Task goal -
Return only the number of lines that hold "给予卫生保健指导".

* start Data supplied *

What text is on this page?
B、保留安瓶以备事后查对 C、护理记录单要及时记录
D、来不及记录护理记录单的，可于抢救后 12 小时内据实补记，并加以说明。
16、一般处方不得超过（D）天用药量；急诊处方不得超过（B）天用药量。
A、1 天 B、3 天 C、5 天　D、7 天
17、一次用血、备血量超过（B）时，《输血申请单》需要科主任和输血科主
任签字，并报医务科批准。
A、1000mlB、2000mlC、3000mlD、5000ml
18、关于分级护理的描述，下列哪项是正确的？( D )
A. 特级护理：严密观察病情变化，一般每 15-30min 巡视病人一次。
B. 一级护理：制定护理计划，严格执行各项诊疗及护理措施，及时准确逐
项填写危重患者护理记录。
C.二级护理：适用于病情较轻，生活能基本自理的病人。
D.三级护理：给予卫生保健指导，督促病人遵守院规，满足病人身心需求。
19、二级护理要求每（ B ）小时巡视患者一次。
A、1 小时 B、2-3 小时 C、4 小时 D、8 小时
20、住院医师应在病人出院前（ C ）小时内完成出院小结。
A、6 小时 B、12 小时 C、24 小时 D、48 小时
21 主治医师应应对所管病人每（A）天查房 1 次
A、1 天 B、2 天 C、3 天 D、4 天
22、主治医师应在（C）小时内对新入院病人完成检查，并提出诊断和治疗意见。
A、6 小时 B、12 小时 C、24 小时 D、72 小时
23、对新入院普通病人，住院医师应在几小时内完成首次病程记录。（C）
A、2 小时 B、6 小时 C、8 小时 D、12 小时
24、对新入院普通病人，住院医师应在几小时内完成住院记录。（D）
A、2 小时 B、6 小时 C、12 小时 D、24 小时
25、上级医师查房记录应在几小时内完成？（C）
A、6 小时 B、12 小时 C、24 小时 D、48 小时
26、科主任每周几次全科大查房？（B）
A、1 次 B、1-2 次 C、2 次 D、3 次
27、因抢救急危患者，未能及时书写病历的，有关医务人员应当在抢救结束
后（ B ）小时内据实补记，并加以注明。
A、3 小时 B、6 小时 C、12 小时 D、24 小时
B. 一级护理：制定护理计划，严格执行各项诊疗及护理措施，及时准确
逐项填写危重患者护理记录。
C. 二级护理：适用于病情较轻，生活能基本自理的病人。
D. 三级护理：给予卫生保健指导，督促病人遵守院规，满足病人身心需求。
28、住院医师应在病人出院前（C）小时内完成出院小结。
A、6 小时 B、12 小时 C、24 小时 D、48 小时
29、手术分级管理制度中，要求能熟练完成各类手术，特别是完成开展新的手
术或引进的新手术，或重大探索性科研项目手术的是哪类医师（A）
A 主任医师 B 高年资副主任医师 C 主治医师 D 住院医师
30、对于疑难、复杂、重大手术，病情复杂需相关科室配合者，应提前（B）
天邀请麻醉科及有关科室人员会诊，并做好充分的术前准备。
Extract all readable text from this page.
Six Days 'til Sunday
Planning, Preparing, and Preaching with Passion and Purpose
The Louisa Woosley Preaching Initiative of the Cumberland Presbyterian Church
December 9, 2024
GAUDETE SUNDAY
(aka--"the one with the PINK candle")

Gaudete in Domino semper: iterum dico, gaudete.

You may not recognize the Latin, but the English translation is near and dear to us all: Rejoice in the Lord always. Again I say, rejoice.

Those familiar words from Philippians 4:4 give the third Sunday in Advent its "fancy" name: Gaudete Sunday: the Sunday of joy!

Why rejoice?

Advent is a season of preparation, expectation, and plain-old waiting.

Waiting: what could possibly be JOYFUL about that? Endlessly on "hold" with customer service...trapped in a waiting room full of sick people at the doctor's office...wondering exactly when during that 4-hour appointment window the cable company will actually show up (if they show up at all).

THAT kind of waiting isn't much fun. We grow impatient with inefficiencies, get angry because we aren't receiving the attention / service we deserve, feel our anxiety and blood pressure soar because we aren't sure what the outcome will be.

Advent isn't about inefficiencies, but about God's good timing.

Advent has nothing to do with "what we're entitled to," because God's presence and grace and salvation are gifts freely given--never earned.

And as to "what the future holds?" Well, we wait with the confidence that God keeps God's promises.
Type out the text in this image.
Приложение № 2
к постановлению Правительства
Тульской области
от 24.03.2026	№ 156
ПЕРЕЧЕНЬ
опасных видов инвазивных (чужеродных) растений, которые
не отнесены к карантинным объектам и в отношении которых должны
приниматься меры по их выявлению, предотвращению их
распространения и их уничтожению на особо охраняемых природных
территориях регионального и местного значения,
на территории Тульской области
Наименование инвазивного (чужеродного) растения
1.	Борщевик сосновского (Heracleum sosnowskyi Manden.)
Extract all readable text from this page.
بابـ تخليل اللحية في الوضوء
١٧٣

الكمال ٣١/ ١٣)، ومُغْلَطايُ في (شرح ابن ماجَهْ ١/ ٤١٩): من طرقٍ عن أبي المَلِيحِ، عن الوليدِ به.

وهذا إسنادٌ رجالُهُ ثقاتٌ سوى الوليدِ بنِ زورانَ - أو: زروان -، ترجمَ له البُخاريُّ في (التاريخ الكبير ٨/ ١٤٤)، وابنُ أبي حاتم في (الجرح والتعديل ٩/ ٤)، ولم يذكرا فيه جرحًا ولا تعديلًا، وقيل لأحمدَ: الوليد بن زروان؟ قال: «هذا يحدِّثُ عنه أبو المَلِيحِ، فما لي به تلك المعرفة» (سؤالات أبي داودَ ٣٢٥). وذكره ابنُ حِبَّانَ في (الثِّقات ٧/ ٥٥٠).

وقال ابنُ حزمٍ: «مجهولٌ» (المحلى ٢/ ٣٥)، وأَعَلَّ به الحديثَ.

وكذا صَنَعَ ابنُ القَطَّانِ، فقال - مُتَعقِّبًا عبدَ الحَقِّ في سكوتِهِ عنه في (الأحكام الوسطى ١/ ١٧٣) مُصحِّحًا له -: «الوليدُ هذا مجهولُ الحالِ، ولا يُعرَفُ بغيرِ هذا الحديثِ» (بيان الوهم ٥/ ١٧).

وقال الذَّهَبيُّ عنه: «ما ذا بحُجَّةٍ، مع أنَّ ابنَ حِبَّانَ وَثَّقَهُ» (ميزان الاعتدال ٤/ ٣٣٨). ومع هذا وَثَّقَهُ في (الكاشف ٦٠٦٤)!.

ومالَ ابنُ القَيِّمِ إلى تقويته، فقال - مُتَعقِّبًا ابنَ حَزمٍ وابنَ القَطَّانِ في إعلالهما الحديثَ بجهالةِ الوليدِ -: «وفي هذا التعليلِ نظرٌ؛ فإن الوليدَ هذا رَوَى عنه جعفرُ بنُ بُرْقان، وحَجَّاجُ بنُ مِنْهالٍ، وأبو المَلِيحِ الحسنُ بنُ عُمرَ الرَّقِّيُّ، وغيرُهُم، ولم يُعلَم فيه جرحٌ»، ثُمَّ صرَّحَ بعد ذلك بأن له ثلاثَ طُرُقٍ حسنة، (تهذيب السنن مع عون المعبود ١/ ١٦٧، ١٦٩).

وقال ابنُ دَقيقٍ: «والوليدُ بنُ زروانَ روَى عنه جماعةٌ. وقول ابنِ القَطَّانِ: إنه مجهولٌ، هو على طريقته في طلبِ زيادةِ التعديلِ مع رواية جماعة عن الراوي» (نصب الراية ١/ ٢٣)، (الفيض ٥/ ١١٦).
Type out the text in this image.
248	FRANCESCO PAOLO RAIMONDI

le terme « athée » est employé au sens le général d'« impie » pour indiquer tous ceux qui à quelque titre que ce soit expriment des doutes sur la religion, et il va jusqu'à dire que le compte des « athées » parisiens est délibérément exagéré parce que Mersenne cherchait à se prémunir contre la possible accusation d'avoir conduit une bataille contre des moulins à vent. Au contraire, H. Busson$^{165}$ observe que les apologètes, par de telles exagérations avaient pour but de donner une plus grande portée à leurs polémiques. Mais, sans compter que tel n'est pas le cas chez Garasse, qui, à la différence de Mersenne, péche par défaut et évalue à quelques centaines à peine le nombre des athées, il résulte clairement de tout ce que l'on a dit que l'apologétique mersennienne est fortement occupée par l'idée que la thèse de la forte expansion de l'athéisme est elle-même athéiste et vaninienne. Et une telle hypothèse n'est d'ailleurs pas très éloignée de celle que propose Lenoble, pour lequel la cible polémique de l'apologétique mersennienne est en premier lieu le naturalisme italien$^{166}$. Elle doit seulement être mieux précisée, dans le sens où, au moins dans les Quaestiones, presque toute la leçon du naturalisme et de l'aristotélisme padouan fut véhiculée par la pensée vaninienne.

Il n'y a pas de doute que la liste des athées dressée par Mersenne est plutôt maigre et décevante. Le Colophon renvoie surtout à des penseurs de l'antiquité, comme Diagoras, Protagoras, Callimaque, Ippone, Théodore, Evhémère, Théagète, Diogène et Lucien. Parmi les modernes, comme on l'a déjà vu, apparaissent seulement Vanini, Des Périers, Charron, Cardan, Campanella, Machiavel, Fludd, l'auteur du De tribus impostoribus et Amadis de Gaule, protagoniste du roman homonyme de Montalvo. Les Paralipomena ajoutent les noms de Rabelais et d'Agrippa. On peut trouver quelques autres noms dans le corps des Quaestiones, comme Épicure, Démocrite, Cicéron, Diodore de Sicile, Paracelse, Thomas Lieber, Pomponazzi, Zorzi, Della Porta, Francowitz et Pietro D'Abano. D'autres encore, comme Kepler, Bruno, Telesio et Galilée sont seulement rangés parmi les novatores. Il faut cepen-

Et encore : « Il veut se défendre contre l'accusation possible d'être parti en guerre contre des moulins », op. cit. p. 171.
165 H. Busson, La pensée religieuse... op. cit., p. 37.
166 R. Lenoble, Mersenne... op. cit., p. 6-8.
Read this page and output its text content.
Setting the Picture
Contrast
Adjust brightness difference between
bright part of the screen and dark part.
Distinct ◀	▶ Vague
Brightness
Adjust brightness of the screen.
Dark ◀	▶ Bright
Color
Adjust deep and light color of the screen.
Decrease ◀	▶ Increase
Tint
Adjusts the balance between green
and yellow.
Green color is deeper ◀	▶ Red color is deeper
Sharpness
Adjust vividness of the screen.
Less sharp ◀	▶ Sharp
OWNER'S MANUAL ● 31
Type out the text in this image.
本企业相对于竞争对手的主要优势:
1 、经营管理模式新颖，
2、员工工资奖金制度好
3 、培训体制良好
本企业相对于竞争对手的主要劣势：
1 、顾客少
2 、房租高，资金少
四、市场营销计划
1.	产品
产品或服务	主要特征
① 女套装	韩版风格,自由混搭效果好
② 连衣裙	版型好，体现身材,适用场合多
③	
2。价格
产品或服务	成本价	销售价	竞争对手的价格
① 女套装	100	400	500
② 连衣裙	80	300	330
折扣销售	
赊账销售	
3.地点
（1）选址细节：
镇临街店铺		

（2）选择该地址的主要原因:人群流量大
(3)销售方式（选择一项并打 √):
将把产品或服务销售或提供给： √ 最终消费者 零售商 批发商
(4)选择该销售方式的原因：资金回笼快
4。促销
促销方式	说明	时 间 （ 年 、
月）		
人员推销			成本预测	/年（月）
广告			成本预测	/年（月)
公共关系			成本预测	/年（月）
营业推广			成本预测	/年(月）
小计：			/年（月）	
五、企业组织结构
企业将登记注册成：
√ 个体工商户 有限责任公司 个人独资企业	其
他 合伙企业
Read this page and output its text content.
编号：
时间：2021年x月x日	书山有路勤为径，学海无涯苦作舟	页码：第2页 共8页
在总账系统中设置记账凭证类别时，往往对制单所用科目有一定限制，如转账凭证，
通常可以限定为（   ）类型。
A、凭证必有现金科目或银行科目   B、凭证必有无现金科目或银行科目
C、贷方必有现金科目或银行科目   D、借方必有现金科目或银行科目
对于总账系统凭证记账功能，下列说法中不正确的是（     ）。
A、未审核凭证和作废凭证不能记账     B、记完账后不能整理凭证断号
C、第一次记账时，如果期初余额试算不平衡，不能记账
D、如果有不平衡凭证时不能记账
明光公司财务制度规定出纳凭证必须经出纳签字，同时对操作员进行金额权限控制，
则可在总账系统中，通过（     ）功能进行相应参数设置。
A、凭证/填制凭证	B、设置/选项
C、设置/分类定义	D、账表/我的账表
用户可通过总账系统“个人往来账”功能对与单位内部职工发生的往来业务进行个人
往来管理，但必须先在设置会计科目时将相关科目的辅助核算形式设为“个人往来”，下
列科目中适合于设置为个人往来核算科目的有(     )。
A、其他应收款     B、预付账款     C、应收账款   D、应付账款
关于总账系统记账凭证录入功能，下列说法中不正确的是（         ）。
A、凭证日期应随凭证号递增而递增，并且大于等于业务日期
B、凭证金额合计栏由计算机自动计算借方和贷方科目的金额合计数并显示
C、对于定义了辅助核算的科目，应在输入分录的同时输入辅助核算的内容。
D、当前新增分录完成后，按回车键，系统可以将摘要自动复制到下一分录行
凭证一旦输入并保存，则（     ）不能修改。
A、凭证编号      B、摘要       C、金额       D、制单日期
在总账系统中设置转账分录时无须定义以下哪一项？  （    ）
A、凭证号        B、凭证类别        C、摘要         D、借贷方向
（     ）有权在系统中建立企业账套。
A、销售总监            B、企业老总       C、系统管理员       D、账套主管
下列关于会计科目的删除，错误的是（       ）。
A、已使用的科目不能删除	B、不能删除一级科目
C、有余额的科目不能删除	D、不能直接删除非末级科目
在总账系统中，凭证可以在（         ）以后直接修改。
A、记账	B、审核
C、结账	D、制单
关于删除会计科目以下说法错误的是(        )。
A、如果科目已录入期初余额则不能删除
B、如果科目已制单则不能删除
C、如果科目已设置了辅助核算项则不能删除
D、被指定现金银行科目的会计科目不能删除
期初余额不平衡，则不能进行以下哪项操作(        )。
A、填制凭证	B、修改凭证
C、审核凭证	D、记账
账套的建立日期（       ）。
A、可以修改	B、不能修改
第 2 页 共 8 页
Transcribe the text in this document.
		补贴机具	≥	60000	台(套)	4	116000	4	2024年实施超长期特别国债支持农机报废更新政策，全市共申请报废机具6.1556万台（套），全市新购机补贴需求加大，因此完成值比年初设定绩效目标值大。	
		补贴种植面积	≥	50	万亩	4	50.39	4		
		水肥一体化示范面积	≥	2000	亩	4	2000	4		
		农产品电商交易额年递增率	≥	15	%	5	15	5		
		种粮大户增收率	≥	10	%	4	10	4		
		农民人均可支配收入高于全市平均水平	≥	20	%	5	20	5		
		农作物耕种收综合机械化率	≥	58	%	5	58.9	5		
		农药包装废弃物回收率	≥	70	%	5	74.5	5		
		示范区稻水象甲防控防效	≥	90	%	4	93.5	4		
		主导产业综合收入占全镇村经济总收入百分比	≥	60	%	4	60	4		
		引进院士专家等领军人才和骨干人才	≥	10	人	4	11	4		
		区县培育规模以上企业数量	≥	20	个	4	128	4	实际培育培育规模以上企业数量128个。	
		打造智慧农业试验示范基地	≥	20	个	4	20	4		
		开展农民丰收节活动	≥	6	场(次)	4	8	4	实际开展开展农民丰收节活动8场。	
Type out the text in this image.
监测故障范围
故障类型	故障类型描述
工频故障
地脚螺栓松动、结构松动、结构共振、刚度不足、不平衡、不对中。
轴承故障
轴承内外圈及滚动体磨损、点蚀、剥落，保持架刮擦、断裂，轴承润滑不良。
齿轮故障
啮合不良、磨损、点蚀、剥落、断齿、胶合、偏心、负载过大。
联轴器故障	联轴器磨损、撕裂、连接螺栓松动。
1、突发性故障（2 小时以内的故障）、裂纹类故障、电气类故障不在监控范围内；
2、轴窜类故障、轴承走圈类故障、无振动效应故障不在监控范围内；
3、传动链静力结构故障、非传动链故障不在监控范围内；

* end Data supplied *

Output for this task -
2